━━━ Data to use
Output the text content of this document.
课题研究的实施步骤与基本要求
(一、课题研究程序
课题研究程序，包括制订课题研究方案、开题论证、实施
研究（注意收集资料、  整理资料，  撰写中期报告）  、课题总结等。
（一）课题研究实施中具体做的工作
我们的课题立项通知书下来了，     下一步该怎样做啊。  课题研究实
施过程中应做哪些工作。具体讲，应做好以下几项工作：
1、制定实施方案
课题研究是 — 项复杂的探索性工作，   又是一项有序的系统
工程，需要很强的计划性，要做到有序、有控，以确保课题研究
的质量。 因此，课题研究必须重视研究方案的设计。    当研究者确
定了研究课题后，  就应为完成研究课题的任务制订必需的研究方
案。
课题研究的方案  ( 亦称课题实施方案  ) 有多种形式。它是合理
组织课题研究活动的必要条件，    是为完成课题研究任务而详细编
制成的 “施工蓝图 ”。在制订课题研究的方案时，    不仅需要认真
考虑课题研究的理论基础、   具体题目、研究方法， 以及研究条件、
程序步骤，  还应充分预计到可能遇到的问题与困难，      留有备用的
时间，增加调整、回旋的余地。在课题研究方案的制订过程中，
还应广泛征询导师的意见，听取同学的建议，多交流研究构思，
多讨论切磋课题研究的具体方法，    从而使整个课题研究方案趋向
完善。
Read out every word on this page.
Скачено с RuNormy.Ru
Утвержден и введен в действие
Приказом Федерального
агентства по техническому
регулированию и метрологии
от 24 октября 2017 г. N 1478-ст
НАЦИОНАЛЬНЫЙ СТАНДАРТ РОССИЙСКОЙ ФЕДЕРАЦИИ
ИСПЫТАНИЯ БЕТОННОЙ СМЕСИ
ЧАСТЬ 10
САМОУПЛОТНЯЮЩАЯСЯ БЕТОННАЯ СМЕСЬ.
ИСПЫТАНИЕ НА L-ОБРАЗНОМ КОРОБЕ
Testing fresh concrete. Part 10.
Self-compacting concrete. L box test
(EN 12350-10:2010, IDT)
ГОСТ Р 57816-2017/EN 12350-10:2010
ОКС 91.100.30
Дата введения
━━━━━━
Write the material out again in its entirety, exactly as shown.

Output the text content of this document.
课题研究的实施步骤与基本要求
(一、课题研究程序
课题研究程序，包括制订课题研究方案、开题论证、实施
研究（注意收集资料、  整理资料，  撰写中期报告）  、课题总结等。
（一）课题研究实施中具体做的工作
我们的课题立项通知书下来了，     下一步该怎样做啊。  课题研究实
施过程中应做哪些工作。具体讲，应做好以下几项工作：
1、制定实施方案
课题研究是 — 项复杂的探索性工作，   又是一项有序的系统
工程，需要很强的计划性，要做到有序、有控，以确保课题研究
的质量。 因此，课题研究必须重视研究方案的设计。    当研究者确
定了研究课题后，  就应为完成研究课题的任务制订必需的研究方
案。
课题研究的方案  ( 亦称课题实施方案  ) 有多种形式。它是合理
组织课题研究活动的必要条件，    是为完成课题研究任务而详细编
制成的 “施工蓝图 ”。在制订课题研究的方案时，    不仅需要认真
考虑课题研究的理论基础、   具体题目、研究方法， 以及研究条件、
程序步骤，  还应充分预计到可能遇到的问题与困难，      留有备用的
时间，增加调整、回旋的余地。在课题研究方案的制订过程中，
还应广泛征询导师的意见，听取同学的建议，多交流研究构思，
多讨论切磋课题研究的具体方法，    从而使整个课题研究方案趋向
完善。
Read out every word on this page.
Скачено с RuNormy.Ru
Утвержден и введен в действие
Приказом Федерального
агентства по техническому
регулированию и метрологии
от 24 октября 2017 г. N 1478-ст
НАЦИОНАЛЬНЫЙ СТАНДАРТ РОССИЙСКОЙ ФЕДЕРАЦИИ
ИСПЫТАНИЯ БЕТОННОЙ СМЕСИ
ЧАСТЬ 10
САМОУПЛОТНЯЮЩАЯСЯ БЕТОННАЯ СМЕСЬ.
ИСПЫТАНИЕ НА L-ОБРАЗНОМ КОРОБЕ
Testing fresh concrete. Part 10.
Self-compacting concrete. L box test
(EN 12350-10:2010, IDT)
ГОСТ Р 57816-2017/EN 12350-10:2010
ОКС 91.100.30
Дата введения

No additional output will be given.